Data entries:
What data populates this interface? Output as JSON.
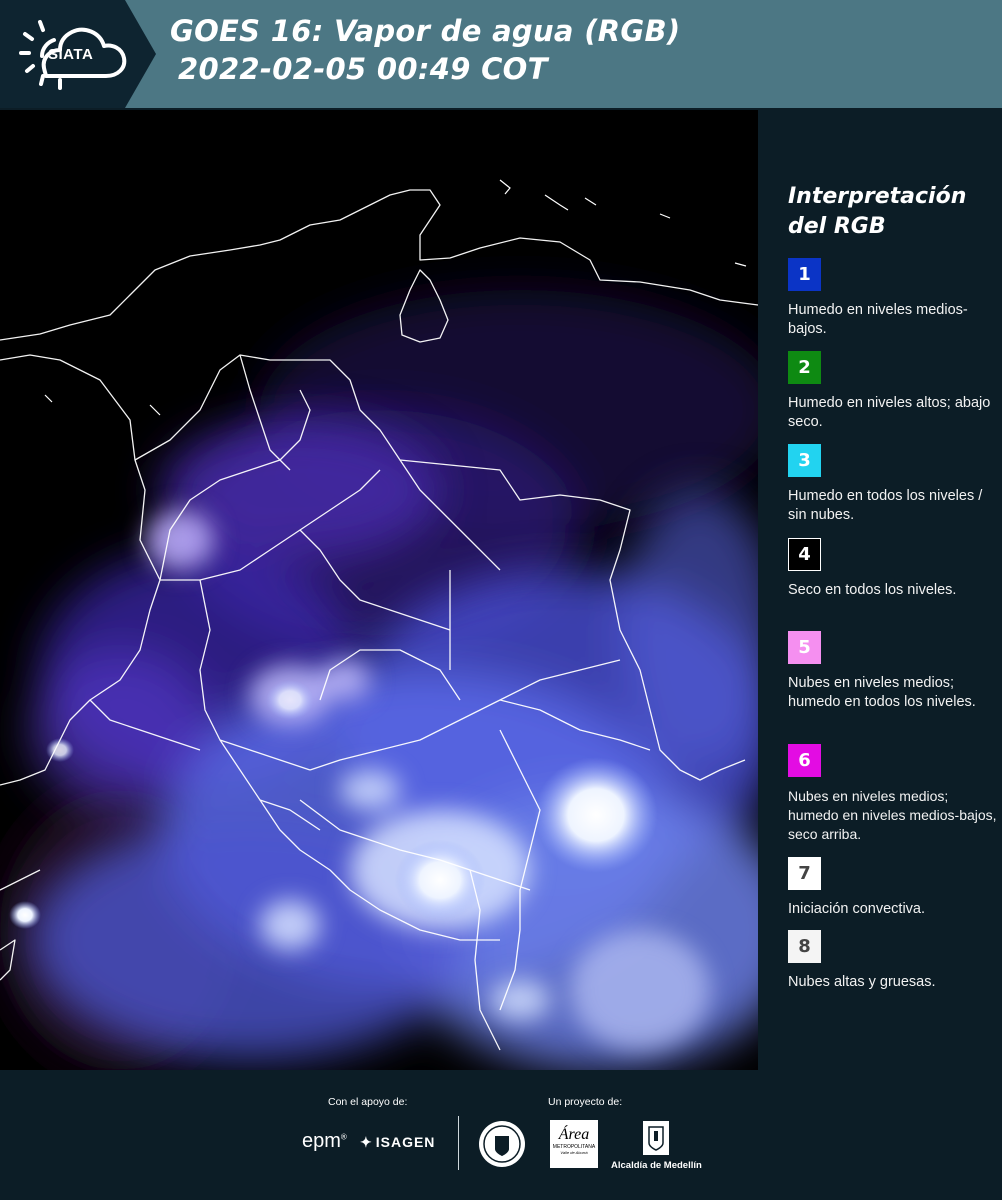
{
  "header": {
    "logo_text": "SIATA",
    "title_line1": "GOES 16: Vapor de agua (RGB)",
    "title_line2": "2022-02-05 00:49 COT",
    "background_color": "#4c7784",
    "logo_tab_color": "#0e2430"
  },
  "legend": {
    "title": "Interpretación del RGB",
    "items": [
      {
        "number": "1",
        "color": "#0b34c6",
        "text_color": "#ffffff",
        "description": "Humedo en niveles medios-bajos."
      },
      {
        "number": "2",
        "color": "#0e8a12",
        "text_color": "#ffffff",
        "description": "Humedo en niveles altos; abajo seco."
      },
      {
        "number": "3",
        "color": "#22d3f0",
        "text_color": "#ffffff",
        "description": "Humedo en todos los niveles / sin nubes."
      },
      {
        "number": "4",
        "color": "#000000",
        "text_color": "#ffffff",
        "description": "Seco en todos los niveles."
      },
      {
        "number": "5",
        "color": "#f58ff0",
        "text_color": "#ffffff",
        "description": "Nubes en niveles medios; humedo en todos los niveles."
      },
      {
        "number": "6",
        "color": "#e30ce3",
        "text_color": "#ffffff",
        "description": "Nubes en niveles medios; humedo en niveles medios-bajos, seco arriba."
      },
      {
        "number": "7",
        "color": "#ffffff",
        "text_color": "#444444",
        "description": "Iniciación convectiva."
      },
      {
        "number": "8",
        "color": "#f4f4f4",
        "text_color": "#444444",
        "description": "Nubes altas y gruesas."
      }
    ]
  },
  "footer": {
    "support_label": "Con el apoyo de:",
    "project_label": "Un proyecto de:",
    "epm_logo": "epm",
    "isagen_logo": "ISAGEN",
    "area_logo": "Área",
    "area_sub": "METROPOLITANA",
    "area_sub2": "Valle de Aburrá",
    "alcaldia_logo": "Alcaldía de Medellín"
  }
}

EXERCISE: Pictures are excluded; output everything else in the data verbatim.

TASK ANSWER:
What data populates this interface? Output as JSON.
{
  "header": {
    "logo_text": "SIATA",
    "title_line1": "GOES 16: Vapor de agua (RGB)",
    "title_line2": "2022-02-05 00:49 COT",
    "background_color": "#4c7784",
    "logo_tab_color": "#0e2430"
  },
  "legend": {
    "title": "Interpretación del RGB",
    "items": [
      {
        "number": "1",
        "color": "#0b34c6",
        "text_color": "#ffffff",
        "description": "Humedo en niveles medios-bajos."
      },
      {
        "number": "2",
        "color": "#0e8a12",
        "text_color": "#ffffff",
        "description": "Humedo en niveles altos; abajo seco."
      },
      {
        "number": "3",
        "color": "#22d3f0",
        "text_color": "#ffffff",
        "description": "Humedo en todos los niveles / sin nubes."
      },
      {
        "number": "4",
        "color": "#000000",
        "text_color": "#ffffff",
        "description": "Seco en todos los niveles."
      },
      {
        "number": "5",
        "color": "#f58ff0",
        "text_color": "#ffffff",
        "description": "Nubes en niveles medios; humedo en todos los niveles."
      },
      {
        "number": "6",
        "color": "#e30ce3",
        "text_color": "#ffffff",
        "description": "Nubes en niveles medios; humedo en niveles medios-bajos, seco arriba."
      },
      {
        "number": "7",
        "color": "#ffffff",
        "text_color": "#444444",
        "description": "Iniciación convectiva."
      },
      {
        "number": "8",
        "color": "#f4f4f4",
        "text_color": "#444444",
        "description": "Nubes altas y gruesas."
      }
    ]
  },
  "footer": {
    "support_label": "Con el apoyo de:",
    "project_label": "Un proyecto de:",
    "epm_logo": "epm",
    "isagen_logo": "ISAGEN",
    "area_logo": "Área",
    "area_sub": "METROPOLITANA",
    "area_sub2": "Valle de Aburrá",
    "alcaldia_logo": "Alcaldía de Medellín"
  }
}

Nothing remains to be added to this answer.